--- BEGIN The records ---

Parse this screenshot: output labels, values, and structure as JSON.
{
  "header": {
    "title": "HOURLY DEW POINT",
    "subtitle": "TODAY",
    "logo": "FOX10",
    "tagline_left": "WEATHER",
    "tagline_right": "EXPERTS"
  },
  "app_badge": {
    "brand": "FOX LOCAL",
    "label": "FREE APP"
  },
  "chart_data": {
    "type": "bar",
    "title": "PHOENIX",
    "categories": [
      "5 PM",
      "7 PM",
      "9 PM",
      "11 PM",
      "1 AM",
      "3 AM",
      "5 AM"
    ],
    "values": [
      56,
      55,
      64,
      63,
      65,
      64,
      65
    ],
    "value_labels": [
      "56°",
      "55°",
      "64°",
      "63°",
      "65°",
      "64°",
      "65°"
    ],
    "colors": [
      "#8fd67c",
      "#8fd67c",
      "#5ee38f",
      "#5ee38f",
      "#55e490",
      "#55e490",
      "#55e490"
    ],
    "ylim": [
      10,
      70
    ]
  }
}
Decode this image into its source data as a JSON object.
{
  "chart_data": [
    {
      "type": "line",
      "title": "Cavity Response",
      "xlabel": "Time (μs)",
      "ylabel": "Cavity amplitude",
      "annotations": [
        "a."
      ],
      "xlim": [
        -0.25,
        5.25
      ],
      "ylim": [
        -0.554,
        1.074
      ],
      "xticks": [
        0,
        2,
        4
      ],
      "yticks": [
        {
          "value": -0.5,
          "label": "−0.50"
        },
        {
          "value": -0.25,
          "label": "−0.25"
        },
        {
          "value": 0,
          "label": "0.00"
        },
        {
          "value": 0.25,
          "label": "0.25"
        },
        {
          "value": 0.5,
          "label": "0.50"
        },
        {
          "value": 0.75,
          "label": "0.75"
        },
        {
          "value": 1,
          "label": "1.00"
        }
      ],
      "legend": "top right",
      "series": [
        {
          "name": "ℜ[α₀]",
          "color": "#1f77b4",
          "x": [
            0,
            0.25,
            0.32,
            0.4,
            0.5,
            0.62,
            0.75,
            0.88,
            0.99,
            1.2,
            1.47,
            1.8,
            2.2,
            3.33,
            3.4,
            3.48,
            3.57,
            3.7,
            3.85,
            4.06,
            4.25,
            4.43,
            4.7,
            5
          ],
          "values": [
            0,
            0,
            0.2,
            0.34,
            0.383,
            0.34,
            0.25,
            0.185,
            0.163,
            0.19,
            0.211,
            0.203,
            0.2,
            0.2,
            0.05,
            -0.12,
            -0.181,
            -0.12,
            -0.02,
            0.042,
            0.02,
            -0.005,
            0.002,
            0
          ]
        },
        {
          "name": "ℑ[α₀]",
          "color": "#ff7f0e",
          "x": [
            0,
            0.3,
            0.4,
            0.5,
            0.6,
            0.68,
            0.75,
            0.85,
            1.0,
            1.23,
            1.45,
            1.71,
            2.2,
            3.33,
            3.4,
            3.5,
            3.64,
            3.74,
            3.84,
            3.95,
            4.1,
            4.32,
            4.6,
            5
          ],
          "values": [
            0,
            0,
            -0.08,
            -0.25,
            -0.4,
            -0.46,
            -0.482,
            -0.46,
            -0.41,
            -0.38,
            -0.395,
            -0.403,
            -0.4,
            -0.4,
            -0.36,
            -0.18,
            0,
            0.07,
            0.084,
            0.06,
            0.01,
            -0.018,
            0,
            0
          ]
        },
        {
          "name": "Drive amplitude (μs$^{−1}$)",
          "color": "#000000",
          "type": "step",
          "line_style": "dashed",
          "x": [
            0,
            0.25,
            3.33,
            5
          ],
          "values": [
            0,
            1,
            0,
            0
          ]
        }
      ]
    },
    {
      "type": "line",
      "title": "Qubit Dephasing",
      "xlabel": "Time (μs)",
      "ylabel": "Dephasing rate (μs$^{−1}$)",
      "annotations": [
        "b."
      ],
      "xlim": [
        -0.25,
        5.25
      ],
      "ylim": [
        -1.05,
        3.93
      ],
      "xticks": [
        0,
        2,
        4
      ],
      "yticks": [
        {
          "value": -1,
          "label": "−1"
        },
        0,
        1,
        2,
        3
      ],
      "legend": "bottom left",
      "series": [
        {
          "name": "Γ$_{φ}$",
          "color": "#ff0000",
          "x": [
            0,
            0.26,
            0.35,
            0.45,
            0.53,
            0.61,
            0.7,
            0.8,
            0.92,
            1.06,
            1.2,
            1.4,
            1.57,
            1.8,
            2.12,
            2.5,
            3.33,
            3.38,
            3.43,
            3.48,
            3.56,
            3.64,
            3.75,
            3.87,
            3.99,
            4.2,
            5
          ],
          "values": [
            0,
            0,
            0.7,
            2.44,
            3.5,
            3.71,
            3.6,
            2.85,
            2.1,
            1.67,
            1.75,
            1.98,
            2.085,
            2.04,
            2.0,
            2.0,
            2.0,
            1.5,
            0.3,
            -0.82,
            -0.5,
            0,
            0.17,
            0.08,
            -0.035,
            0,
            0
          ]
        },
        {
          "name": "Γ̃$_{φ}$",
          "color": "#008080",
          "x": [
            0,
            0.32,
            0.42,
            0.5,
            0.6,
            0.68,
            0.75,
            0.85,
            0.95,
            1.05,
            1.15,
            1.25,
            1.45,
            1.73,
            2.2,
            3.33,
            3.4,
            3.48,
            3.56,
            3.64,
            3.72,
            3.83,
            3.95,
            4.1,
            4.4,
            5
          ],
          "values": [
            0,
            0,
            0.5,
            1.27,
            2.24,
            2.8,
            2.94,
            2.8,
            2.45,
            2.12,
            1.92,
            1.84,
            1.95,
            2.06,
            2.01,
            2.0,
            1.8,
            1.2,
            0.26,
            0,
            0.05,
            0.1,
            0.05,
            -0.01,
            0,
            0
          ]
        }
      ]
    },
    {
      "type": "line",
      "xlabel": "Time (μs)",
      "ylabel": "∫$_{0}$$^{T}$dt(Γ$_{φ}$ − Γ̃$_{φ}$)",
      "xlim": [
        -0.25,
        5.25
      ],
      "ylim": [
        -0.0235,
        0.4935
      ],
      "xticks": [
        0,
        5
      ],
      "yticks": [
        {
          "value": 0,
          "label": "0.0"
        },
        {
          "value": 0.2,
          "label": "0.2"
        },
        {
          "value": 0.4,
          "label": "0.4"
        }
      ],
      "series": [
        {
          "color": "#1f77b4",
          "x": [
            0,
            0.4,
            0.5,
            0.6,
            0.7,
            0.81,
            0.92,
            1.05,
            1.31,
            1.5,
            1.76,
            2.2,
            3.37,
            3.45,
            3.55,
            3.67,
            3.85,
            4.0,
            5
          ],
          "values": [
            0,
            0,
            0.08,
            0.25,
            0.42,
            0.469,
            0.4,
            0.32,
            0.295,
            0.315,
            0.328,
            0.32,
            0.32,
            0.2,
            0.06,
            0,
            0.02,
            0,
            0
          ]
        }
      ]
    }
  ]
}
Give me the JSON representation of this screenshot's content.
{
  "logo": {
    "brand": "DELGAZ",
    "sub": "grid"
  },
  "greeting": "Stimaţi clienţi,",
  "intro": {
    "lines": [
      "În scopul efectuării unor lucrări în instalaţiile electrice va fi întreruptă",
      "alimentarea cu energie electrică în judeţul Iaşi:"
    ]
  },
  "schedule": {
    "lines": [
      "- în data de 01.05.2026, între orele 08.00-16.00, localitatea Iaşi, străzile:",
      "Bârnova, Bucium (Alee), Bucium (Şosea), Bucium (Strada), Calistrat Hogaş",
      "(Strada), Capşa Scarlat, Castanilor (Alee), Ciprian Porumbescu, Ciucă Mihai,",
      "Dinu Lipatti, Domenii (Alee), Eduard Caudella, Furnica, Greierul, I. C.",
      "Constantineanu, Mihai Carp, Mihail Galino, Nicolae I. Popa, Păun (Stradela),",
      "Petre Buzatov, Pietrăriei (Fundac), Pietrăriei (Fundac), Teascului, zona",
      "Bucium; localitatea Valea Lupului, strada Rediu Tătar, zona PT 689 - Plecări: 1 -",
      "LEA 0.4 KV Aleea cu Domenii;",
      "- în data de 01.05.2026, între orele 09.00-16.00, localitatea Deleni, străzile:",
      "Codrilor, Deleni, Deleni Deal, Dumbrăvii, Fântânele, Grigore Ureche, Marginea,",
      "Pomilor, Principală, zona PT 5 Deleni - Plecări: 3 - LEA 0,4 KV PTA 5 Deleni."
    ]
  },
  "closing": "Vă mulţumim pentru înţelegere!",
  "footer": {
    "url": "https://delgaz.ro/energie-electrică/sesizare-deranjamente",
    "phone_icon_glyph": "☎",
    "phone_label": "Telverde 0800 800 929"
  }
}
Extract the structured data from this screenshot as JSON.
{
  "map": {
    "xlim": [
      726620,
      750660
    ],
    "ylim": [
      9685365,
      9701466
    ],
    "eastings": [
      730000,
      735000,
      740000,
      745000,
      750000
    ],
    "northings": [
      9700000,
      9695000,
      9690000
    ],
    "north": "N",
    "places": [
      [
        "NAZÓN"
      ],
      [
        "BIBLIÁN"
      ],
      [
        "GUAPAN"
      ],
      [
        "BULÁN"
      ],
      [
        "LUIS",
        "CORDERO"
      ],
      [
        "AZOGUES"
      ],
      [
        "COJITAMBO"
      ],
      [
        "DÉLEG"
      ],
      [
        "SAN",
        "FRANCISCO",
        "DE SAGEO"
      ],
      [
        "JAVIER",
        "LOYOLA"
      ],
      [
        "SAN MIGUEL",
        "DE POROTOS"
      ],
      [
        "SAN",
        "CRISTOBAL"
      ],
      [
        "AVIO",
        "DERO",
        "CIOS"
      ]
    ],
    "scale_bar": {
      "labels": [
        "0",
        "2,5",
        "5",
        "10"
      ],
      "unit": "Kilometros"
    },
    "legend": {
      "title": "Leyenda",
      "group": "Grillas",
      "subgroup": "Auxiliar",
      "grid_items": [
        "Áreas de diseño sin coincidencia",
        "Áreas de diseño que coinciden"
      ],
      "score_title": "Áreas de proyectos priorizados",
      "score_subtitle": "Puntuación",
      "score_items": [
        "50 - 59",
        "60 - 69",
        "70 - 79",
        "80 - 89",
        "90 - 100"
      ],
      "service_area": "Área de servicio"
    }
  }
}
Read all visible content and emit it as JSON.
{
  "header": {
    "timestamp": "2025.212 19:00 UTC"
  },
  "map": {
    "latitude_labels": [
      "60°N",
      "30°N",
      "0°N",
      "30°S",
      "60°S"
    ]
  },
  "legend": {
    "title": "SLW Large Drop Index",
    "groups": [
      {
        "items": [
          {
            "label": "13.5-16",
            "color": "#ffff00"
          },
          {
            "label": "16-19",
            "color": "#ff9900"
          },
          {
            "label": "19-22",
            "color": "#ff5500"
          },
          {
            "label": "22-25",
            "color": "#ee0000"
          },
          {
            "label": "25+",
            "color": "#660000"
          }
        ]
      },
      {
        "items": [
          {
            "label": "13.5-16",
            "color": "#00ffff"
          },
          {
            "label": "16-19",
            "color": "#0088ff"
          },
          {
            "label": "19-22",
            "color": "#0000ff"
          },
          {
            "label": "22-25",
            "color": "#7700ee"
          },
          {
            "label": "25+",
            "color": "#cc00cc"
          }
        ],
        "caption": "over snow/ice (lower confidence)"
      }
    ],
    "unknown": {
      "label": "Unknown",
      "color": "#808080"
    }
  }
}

--- END The records ---

*Exercise prompt:* Gather, from the listing above, every line carrying the word "Mihai".

*Result below:*
      "(Strada), Capşa Scarlat, Castanilor (Alee), Ciprian Porumbescu, Ciucă Mihai,",
      "Constantineanu, Mihai Carp, Mihail Galino, Nicolae I. Popa, Păun (Stradela),",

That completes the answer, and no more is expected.